### Given records ###

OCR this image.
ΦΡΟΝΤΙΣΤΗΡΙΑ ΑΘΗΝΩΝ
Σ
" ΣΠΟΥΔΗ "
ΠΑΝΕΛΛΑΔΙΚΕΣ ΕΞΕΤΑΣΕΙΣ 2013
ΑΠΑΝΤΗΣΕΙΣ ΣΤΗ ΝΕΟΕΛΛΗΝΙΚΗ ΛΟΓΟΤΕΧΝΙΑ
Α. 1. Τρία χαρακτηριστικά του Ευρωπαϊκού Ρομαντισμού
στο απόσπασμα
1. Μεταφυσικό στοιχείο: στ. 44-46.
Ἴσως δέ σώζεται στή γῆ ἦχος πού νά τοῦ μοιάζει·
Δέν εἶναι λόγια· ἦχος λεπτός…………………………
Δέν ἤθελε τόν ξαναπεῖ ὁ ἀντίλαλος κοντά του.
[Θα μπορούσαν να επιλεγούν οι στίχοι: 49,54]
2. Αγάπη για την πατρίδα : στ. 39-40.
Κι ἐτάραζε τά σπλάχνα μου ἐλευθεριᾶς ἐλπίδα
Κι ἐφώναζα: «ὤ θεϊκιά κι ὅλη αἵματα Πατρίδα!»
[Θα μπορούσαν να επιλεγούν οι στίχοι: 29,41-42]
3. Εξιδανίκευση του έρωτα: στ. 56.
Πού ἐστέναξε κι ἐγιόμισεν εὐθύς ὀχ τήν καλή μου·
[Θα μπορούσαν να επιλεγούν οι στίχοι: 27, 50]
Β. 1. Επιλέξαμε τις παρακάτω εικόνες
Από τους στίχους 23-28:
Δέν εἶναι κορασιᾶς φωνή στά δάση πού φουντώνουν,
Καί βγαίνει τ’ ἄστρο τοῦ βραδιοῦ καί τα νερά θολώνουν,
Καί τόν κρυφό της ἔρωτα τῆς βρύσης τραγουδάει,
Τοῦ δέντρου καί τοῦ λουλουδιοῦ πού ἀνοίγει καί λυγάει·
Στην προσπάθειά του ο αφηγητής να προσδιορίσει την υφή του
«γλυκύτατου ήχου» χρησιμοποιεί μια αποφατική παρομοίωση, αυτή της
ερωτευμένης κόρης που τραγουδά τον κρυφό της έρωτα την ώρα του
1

###

Given request: Identify the lines in the entries above that contain "κρυφό", then copy them out.

Solution:
Καί τόν κρυφό της ἔρωτα τῆς βρύσης τραγουδάει,
ερωτευμένης κόρης που τραγουδά τον κρυφό της έρωτα την ώρα του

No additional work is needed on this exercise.